▶ [Written exercise] Write the data out again, character for character, with no images.

====

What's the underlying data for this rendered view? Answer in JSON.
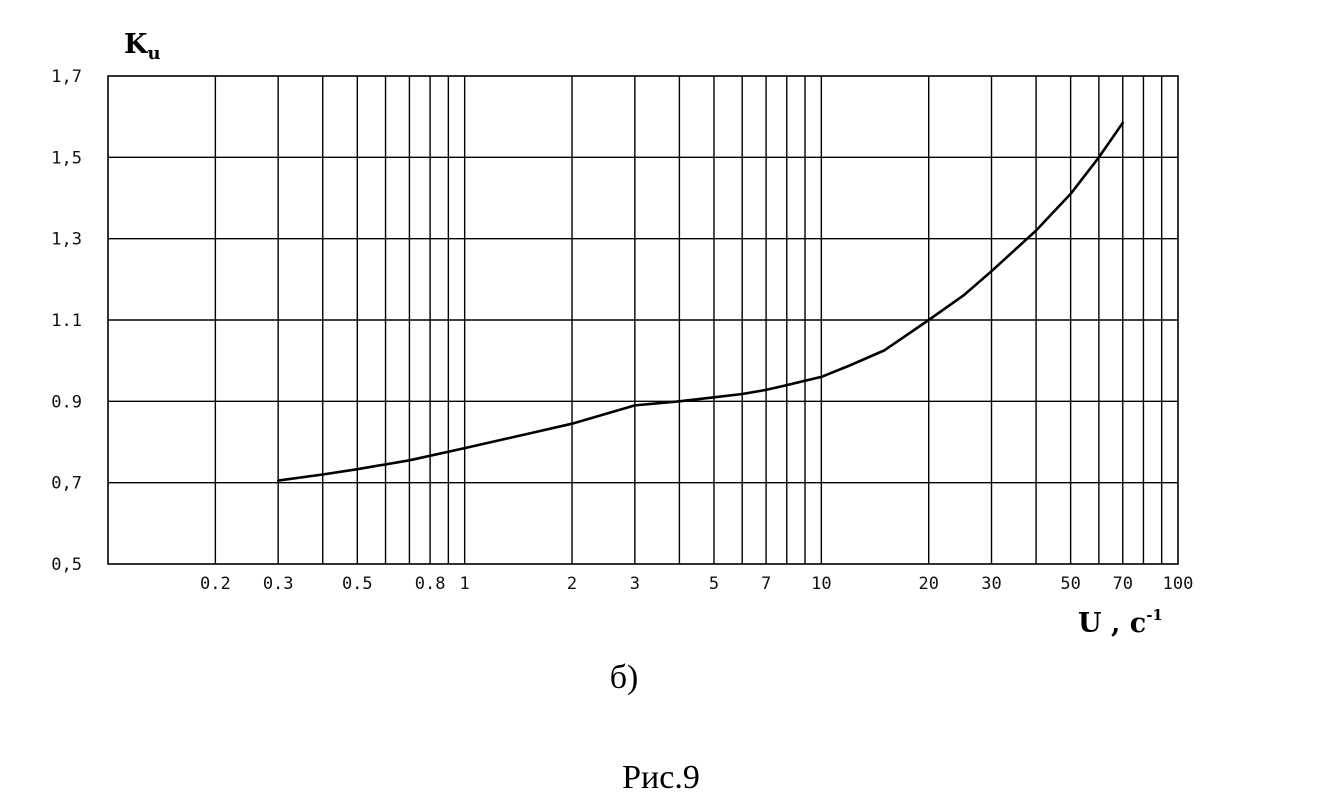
{
  "chart_data": {
    "type": "line",
    "xscale": "log",
    "yscale": "linear",
    "xlim": [
      0.1,
      100
    ],
    "ylim": [
      0.5,
      1.7
    ],
    "grid": true,
    "xticks": [
      "0.2",
      "0.3",
      "0.5",
      "0.8",
      "1",
      "2",
      "3",
      "5",
      "7",
      "10",
      "20",
      "30",
      "50",
      "70",
      "100"
    ],
    "xtick_values": [
      0.2,
      0.3,
      0.5,
      0.8,
      1,
      2,
      3,
      5,
      7,
      10,
      20,
      30,
      50,
      70,
      100
    ],
    "yticks": [
      "0,5",
      "0,7",
      "0.9",
      "1.1",
      "1,3",
      "1,5",
      "1,7"
    ],
    "ytick_values": [
      0.5,
      0.7,
      0.9,
      1.1,
      1.3,
      1.5,
      1.7
    ],
    "ylabel": "K",
    "ylabel_sub": "u",
    "xlabel": "U , c",
    "xlabel_sup": "-1",
    "series": [
      {
        "x": [
          0.3,
          0.4,
          0.5,
          0.7,
          1,
          1.5,
          2,
          3,
          4,
          5,
          6,
          7,
          8,
          10,
          12,
          15,
          20,
          25,
          30,
          40,
          50,
          60,
          70
        ],
        "y": [
          0.705,
          0.72,
          0.733,
          0.755,
          0.785,
          0.82,
          0.845,
          0.89,
          0.9,
          0.91,
          0.918,
          0.928,
          0.94,
          0.96,
          0.988,
          1.025,
          1.1,
          1.16,
          1.22,
          1.32,
          1.41,
          1.5,
          1.585
        ]
      }
    ]
  },
  "caption_sub": "б)",
  "caption_fig": "Рис.9"
}
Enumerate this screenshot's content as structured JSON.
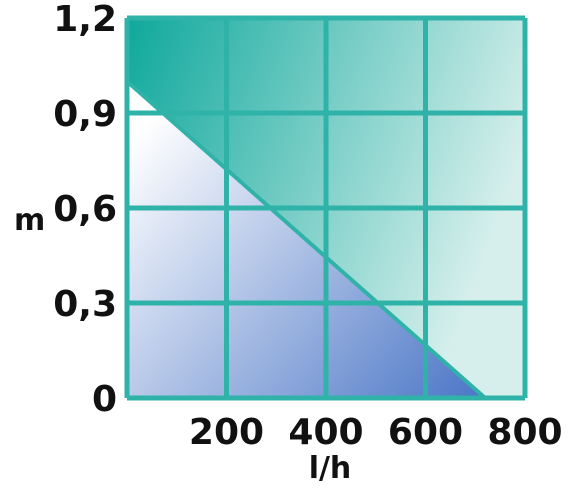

====

▶ [Answer to the exercise]
What's the underlying data for this rendered view? Answer in JSON.
{
  "chart_data": {
    "type": "line",
    "xscale": "log",
    "yscale": "linear",
    "xlim": [
      0.1,
      100
    ],
    "ylim": [
      0.5,
      1.7
    ],
    "grid": true,
    "xticks": [
      "0.2",
      "0.3",
      "0.5",
      "0.8",
      "1",
      "2",
      "3",
      "5",
      "7",
      "10",
      "20",
      "30",
      "50",
      "70",
      "100"
    ],
    "xtick_values": [
      0.2,
      0.3,
      0.5,
      0.8,
      1,
      2,
      3,
      5,
      7,
      10,
      20,
      30,
      50,
      70,
      100
    ],
    "yticks": [
      "0,5",
      "0,7",
      "0.9",
      "1.1",
      "1,3",
      "1,5",
      "1,7"
    ],
    "ytick_values": [
      0.5,
      0.7,
      0.9,
      1.1,
      1.3,
      1.5,
      1.7
    ],
    "ylabel": "K",
    "ylabel_sub": "u",
    "xlabel": "U , c",
    "xlabel_sup": "-1",
    "series": [
      {
        "x": [
          0.3,
          0.4,
          0.5,
          0.7,
          1,
          1.5,
          2,
          3,
          4,
          5,
          6,
          7,
          8,
          10,
          12,
          15,
          20,
          25,
          30,
          40,
          50,
          60,
          70
        ],
        "y": [
          0.705,
          0.72,
          0.733,
          0.755,
          0.785,
          0.82,
          0.845,
          0.89,
          0.9,
          0.91,
          0.918,
          0.928,
          0.94,
          0.96,
          0.988,
          1.025,
          1.1,
          1.16,
          1.22,
          1.32,
          1.41,
          1.5,
          1.585
        ]
      }
    ]
  },
  "caption_sub": "б)",
  "caption_fig": "Рис.9"
}
Enumerate this screenshot's content as structured JSON.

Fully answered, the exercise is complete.